• RECORDS FOR THIS EXERCISE
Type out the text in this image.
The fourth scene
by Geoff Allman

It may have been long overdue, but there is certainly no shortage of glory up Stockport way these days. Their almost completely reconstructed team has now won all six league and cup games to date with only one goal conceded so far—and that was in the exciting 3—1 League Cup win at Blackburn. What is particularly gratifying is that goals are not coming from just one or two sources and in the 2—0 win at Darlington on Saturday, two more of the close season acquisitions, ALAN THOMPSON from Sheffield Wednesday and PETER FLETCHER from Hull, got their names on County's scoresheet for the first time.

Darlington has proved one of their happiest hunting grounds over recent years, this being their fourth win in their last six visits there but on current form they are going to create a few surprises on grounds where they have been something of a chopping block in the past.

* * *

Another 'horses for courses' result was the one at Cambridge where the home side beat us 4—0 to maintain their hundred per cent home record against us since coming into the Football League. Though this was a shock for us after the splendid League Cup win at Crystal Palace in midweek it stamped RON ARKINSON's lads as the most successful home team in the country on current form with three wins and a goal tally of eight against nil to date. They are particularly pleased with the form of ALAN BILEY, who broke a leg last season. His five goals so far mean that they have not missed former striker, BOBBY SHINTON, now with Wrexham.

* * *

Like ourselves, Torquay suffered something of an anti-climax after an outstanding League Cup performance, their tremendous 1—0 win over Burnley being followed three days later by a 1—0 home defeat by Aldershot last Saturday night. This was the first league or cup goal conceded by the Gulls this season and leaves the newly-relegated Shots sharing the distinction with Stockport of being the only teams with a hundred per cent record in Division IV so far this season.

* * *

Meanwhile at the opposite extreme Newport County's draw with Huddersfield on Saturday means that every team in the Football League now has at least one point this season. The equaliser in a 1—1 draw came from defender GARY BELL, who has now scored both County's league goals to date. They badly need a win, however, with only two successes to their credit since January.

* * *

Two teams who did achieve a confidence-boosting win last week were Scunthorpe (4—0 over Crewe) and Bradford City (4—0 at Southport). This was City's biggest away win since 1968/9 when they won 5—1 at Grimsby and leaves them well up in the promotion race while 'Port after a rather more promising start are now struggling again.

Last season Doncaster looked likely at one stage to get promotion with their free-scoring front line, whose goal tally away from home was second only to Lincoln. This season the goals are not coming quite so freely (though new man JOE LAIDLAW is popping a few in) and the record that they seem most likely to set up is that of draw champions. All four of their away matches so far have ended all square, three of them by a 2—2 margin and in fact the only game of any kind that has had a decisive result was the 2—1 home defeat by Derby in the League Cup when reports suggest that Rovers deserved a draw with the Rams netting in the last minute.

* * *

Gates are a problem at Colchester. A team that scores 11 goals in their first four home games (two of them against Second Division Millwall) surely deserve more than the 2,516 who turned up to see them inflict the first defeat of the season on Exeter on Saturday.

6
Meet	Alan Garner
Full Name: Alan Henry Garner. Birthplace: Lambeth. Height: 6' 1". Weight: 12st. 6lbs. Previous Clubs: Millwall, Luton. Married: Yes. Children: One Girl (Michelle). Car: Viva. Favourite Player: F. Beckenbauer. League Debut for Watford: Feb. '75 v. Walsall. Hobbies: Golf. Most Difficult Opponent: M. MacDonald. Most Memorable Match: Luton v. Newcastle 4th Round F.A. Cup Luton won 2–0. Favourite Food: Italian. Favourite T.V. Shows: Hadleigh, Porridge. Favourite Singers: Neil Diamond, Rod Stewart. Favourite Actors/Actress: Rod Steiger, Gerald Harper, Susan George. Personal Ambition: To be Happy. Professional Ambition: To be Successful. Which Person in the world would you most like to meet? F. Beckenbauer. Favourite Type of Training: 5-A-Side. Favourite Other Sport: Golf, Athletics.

• YOUR INSTRUCTIONS
Transcribe all of the lines in the records precisely.

• COMPLETED TASK
Type out the text in this image.
The fourth scene
by Geoff Allman

It may have been long overdue, but there is certainly no shortage of glory up Stockport way these days. Their almost completely reconstructed team has now won all six league and cup games to date with only one goal conceded so far—and that was in the exciting 3—1 League Cup win at Blackburn. What is particularly gratifying is that goals are not coming from just one or two sources and in the 2—0 win at Darlington on Saturday, two more of the close season acquisitions, ALAN THOMPSON from Sheffield Wednesday and PETER FLETCHER from Hull, got their names on County's scoresheet for the first time.

Darlington has proved one of their happiest hunting grounds over recent years, this being their fourth win in their last six visits there but on current form they are going to create a few surprises on grounds where they have been something of a chopping block in the past.

* * *

Another 'horses for courses' result was the one at Cambridge where the home side beat us 4—0 to maintain their hundred per cent home record against us since coming into the Football League. Though this was a shock for us after the splendid League Cup win at Crystal Palace in midweek it stamped RON ARKINSON's lads as the most successful home team in the country on current form with three wins and a goal tally of eight against nil to date. They are particularly pleased with the form of ALAN BILEY, who broke a leg last season. His five goals so far mean that they have not missed former striker, BOBBY SHINTON, now with Wrexham.

* * *

Like ourselves, Torquay suffered something of an anti-climax after an outstanding League Cup performance, their tremendous 1—0 win over Burnley being followed three days later by a 1—0 home defeat by Aldershot last Saturday night. This was the first league or cup goal conceded by the Gulls this season and leaves the newly-relegated Shots sharing the distinction with Stockport of being the only teams with a hundred per cent record in Division IV so far this season.

* * *

Meanwhile at the opposite extreme Newport County's draw with Huddersfield on Saturday means that every team in the Football League now has at least one point this season. The equaliser in a 1—1 draw came from defender GARY BELL, who has now scored both County's league goals to date. They badly need a win, however, with only two successes to their credit since January.

* * *

Two teams who did achieve a confidence-boosting win last week were Scunthorpe (4—0 over Crewe) and Bradford City (4—0 at Southport). This was City's biggest away win since 1968/9 when they won 5—1 at Grimsby and leaves them well up in the promotion race while 'Port after a rather more promising start are now struggling again.

Last season Doncaster looked likely at one stage to get promotion with their free-scoring front line, whose goal tally away from home was second only to Lincoln. This season the goals are not coming quite so freely (though new man JOE LAIDLAW is popping a few in) and the record that they seem most likely to set up is that of draw champions. All four of their away matches so far have ended all square, three of them by a 2—2 margin and in fact the only game of any kind that has had a decisive result was the 2—1 home defeat by Derby in the League Cup when reports suggest that Rovers deserved a draw with the Rams netting in the last minute.

* * *

Gates are a problem at Colchester. A team that scores 11 goals in their first four home games (two of them against Second Division Millwall) surely deserve more than the 2,516 who turned up to see them inflict the first defeat of the season on Exeter on Saturday.

6
Meet	Alan Garner
Full Name: Alan Henry Garner. Birthplace: Lambeth. Height: 6' 1". Weight: 12st. 6lbs. Previous Clubs: Millwall, Luton. Married: Yes. Children: One Girl (Michelle). Car: Viva. Favourite Player: F. Beckenbauer. League Debut for Watford: Feb. '75 v. Walsall. Hobbies: Golf. Most Difficult Opponent: M. MacDonald. Most Memorable Match: Luton v. Newcastle 4th Round F.A. Cup Luton won 2–0. Favourite Food: Italian. Favourite T.V. Shows: Hadleigh, Porridge. Favourite Singers: Neil Diamond, Rod Stewart. Favourite Actors/Actress: Rod Steiger, Gerald Harper, Susan George. Personal Ambition: To be Happy. Professional Ambition: To be Successful. Which Person in the world would you most like to meet? F. Beckenbauer. Favourite Type of Training: 5-A-Side. Favourite Other Sport: Golf, Athletics.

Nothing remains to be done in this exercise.